* [Aim of the task]
Omit all pictures. Copy the rest of the material exactly.

* [Given information]
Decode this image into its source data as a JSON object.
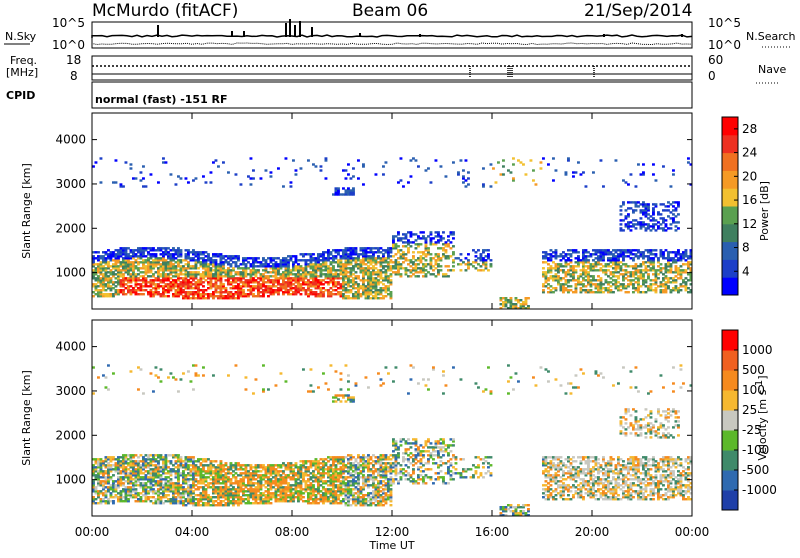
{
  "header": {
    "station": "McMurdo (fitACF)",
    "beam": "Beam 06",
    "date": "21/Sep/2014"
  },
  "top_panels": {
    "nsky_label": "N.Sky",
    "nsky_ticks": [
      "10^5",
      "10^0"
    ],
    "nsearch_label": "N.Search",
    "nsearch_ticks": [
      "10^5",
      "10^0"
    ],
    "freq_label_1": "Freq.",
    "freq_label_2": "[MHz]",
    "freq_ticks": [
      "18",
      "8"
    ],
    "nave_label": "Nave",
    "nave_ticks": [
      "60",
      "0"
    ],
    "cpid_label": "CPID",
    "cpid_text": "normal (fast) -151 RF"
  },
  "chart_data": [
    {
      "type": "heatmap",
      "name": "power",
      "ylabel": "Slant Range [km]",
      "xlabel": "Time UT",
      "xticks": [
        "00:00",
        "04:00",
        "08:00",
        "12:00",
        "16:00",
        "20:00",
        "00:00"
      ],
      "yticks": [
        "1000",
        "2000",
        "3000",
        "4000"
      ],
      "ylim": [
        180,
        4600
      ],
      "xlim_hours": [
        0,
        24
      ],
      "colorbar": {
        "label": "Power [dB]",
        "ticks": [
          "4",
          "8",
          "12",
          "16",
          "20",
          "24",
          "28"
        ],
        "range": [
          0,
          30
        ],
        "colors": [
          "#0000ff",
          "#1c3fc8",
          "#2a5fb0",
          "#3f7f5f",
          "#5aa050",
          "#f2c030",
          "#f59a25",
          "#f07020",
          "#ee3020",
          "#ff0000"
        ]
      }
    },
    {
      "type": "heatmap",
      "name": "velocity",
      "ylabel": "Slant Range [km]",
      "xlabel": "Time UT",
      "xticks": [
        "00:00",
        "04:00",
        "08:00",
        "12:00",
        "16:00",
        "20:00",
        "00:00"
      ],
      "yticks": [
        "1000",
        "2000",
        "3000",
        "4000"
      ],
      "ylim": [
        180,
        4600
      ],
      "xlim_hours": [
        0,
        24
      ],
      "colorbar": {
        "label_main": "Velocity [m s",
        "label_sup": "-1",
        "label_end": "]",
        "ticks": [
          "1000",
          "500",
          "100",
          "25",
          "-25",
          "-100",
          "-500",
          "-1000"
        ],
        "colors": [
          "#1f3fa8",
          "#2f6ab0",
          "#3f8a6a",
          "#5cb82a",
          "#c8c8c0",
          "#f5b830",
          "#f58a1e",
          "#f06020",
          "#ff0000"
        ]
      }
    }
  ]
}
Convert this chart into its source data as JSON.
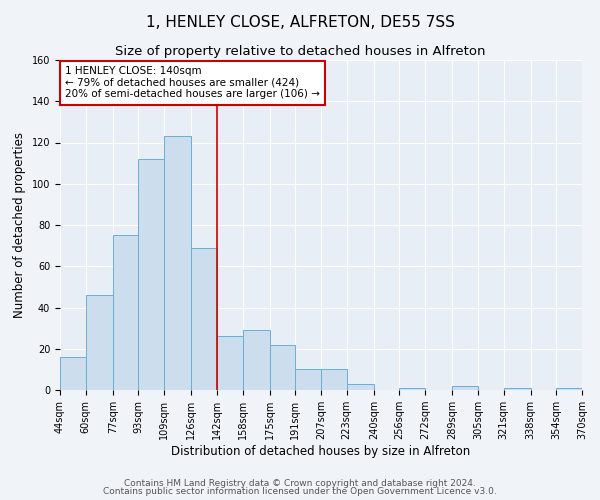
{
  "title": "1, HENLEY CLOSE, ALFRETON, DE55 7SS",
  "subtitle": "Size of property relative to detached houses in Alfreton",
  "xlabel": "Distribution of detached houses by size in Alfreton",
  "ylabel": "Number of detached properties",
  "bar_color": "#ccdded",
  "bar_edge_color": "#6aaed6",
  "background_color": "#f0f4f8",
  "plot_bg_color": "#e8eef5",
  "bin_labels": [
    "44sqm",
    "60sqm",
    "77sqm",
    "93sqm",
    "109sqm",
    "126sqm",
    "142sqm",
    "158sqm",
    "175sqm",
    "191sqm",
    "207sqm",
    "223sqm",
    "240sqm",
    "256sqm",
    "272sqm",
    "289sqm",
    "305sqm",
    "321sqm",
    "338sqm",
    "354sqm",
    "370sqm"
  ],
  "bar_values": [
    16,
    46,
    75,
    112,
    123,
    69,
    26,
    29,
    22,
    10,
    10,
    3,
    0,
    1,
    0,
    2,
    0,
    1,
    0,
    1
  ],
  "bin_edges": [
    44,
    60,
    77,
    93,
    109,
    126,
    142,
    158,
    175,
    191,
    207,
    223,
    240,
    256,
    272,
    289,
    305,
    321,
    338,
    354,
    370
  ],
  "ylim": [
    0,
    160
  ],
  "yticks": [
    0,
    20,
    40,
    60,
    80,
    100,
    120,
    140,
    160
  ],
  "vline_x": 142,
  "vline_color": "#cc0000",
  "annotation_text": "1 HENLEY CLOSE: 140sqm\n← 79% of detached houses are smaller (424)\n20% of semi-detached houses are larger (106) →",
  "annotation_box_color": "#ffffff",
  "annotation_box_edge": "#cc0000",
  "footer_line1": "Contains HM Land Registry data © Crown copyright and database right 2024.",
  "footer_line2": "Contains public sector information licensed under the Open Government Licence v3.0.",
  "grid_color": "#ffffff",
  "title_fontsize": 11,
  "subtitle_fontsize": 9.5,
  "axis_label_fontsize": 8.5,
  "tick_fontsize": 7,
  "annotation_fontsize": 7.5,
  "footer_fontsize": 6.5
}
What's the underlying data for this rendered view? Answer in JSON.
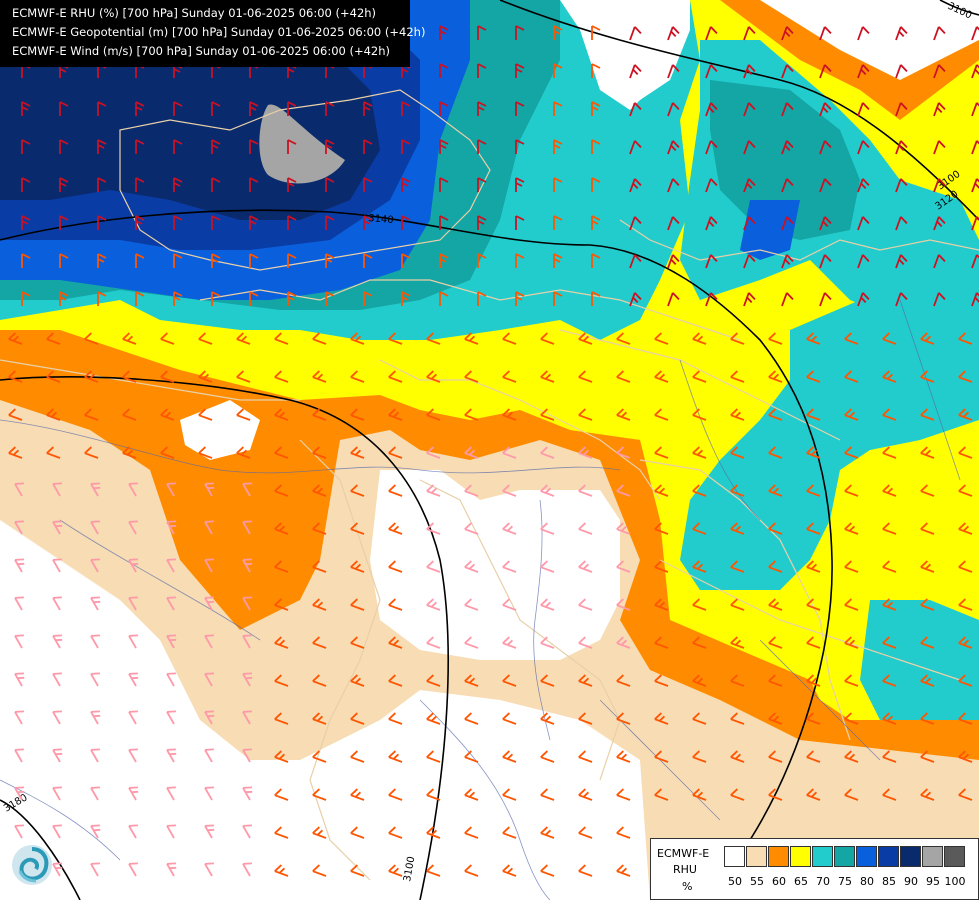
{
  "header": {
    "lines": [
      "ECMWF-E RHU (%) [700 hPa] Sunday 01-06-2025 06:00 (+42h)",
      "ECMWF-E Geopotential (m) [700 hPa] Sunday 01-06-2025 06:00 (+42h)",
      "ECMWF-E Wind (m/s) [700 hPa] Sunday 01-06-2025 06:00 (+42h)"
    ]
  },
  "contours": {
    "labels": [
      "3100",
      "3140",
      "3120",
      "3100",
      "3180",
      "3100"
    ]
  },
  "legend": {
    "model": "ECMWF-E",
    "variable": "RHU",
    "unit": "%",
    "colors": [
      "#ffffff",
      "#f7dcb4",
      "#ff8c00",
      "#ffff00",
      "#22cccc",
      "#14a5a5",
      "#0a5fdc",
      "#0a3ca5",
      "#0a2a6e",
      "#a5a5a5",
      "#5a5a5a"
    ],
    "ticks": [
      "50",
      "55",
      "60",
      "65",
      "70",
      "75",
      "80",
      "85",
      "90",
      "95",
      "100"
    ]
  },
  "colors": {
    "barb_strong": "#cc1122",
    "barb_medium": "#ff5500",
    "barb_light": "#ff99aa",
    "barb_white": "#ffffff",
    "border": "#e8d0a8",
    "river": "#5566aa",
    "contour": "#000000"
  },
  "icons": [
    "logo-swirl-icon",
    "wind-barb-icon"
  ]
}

* [Result]
Decode this image into its source data as a JSON object.
{
  "header": {
    "station": "McMurdo (fitACF)",
    "beam": "Beam 06",
    "date": "21/Sep/2014"
  },
  "top_panels": {
    "nsky_label": "N.Sky",
    "nsky_ticks": [
      "10^5",
      "10^0"
    ],
    "nsearch_label": "N.Search",
    "nsearch_ticks": [
      "10^5",
      "10^0"
    ],
    "freq_label_1": "Freq.",
    "freq_label_2": "[MHz]",
    "freq_ticks": [
      "18",
      "8"
    ],
    "nave_label": "Nave",
    "nave_ticks": [
      "60",
      "0"
    ],
    "cpid_label": "CPID",
    "cpid_text": "normal (fast) -151 RF"
  },
  "chart_data": [
    {
      "type": "heatmap",
      "name": "power",
      "ylabel": "Slant Range [km]",
      "xlabel": "Time UT",
      "xticks": [
        "00:00",
        "04:00",
        "08:00",
        "12:00",
        "16:00",
        "20:00",
        "00:00"
      ],
      "yticks": [
        "1000",
        "2000",
        "3000",
        "4000"
      ],
      "ylim": [
        180,
        4600
      ],
      "xlim_hours": [
        0,
        24
      ],
      "colorbar": {
        "label": "Power [dB]",
        "ticks": [
          "4",
          "8",
          "12",
          "16",
          "20",
          "24",
          "28"
        ],
        "range": [
          0,
          30
        ],
        "colors": [
          "#0000ff",
          "#1c3fc8",
          "#2a5fb0",
          "#3f7f5f",
          "#5aa050",
          "#f2c030",
          "#f59a25",
          "#f07020",
          "#ee3020",
          "#ff0000"
        ]
      }
    },
    {
      "type": "heatmap",
      "name": "velocity",
      "ylabel": "Slant Range [km]",
      "xlabel": "Time UT",
      "xticks": [
        "00:00",
        "04:00",
        "08:00",
        "12:00",
        "16:00",
        "20:00",
        "00:00"
      ],
      "yticks": [
        "1000",
        "2000",
        "3000",
        "4000"
      ],
      "ylim": [
        180,
        4600
      ],
      "xlim_hours": [
        0,
        24
      ],
      "colorbar": {
        "label_main": "Velocity [m s",
        "label_sup": "-1",
        "label_end": "]",
        "ticks": [
          "1000",
          "500",
          "100",
          "25",
          "-25",
          "-100",
          "-500",
          "-1000"
        ],
        "colors": [
          "#1f3fa8",
          "#2f6ab0",
          "#3f8a6a",
          "#5cb82a",
          "#c8c8c0",
          "#f5b830",
          "#f58a1e",
          "#f06020",
          "#ff0000"
        ]
      }
    }
  ]
}
Convert this chart into its source data as JSON.
{
  "title": "1, HENLEY CLOSE, ALFRETON, DE55 7SS",
  "subtitle": "Size of property relative to detached houses in Alfreton",
  "xlabel": "Distribution of detached houses by size in Alfreton",
  "ylabel": "Number of detached properties",
  "bar_color": "#ccdded",
  "bar_edge_color": "#6aaed6",
  "background_color": "#f0f4f8",
  "plot_bg_color": "#e8eef5",
  "bin_labels": [
    "44sqm",
    "60sqm",
    "77sqm",
    "93sqm",
    "109sqm",
    "126sqm",
    "142sqm",
    "158sqm",
    "175sqm",
    "191sqm",
    "207sqm",
    "223sqm",
    "240sqm",
    "256sqm",
    "272sqm",
    "289sqm",
    "305sqm",
    "321sqm",
    "338sqm",
    "354sqm",
    "370sqm"
  ],
  "bar_values": [
    16,
    46,
    75,
    112,
    123,
    69,
    26,
    29,
    22,
    10,
    10,
    3,
    0,
    1,
    0,
    2,
    0,
    1,
    0,
    1
  ],
  "bin_edges": [
    44,
    60,
    77,
    93,
    109,
    126,
    142,
    158,
    175,
    191,
    207,
    223,
    240,
    256,
    272,
    289,
    305,
    321,
    338,
    354,
    370
  ],
  "ylim": [
    0,
    160
  ],
  "yticks": [
    0,
    20,
    40,
    60,
    80,
    100,
    120,
    140,
    160
  ],
  "vline_x": 142,
  "vline_color": "#cc0000",
  "annotation_text": "1 HENLEY CLOSE: 140sqm\n← 79% of detached houses are smaller (424)\n20% of semi-detached houses are larger (106) →",
  "annotation_box_color": "#ffffff",
  "annotation_box_edge": "#cc0000",
  "footer_line1": "Contains HM Land Registry data © Crown copyright and database right 2024.",
  "footer_line2": "Contains public sector information licensed under the Open Government Licence v3.0.",
  "grid_color": "#ffffff",
  "title_fontsize": 11,
  "subtitle_fontsize": 9.5,
  "axis_label_fontsize": 8.5,
  "tick_fontsize": 7,
  "annotation_fontsize": 7.5,
  "footer_fontsize": 6.5
}
What's the underlying data for this rendered view? Answer in JSON.
{
  "header": {
    "lines": [
      "ECMWF-E RHU (%) [700 hPa] Sunday 01-06-2025 06:00 (+42h)",
      "ECMWF-E Geopotential (m) [700 hPa] Sunday 01-06-2025 06:00 (+42h)",
      "ECMWF-E Wind (m/s) [700 hPa] Sunday 01-06-2025 06:00 (+42h)"
    ]
  },
  "contours": {
    "labels": [
      "3100",
      "3140",
      "3120",
      "3100",
      "3180",
      "3100"
    ]
  },
  "legend": {
    "model": "ECMWF-E",
    "variable": "RHU",
    "unit": "%",
    "colors": [
      "#ffffff",
      "#f7dcb4",
      "#ff8c00",
      "#ffff00",
      "#22cccc",
      "#14a5a5",
      "#0a5fdc",
      "#0a3ca5",
      "#0a2a6e",
      "#a5a5a5",
      "#5a5a5a"
    ],
    "ticks": [
      "50",
      "55",
      "60",
      "65",
      "70",
      "75",
      "80",
      "85",
      "90",
      "95",
      "100"
    ]
  },
  "colors": {
    "barb_strong": "#cc1122",
    "barb_medium": "#ff5500",
    "barb_light": "#ff99aa",
    "barb_white": "#ffffff",
    "border": "#e8d0a8",
    "river": "#5566aa",
    "contour": "#000000"
  },
  "icons": [
    "logo-swirl-icon",
    "wind-barb-icon"
  ]
}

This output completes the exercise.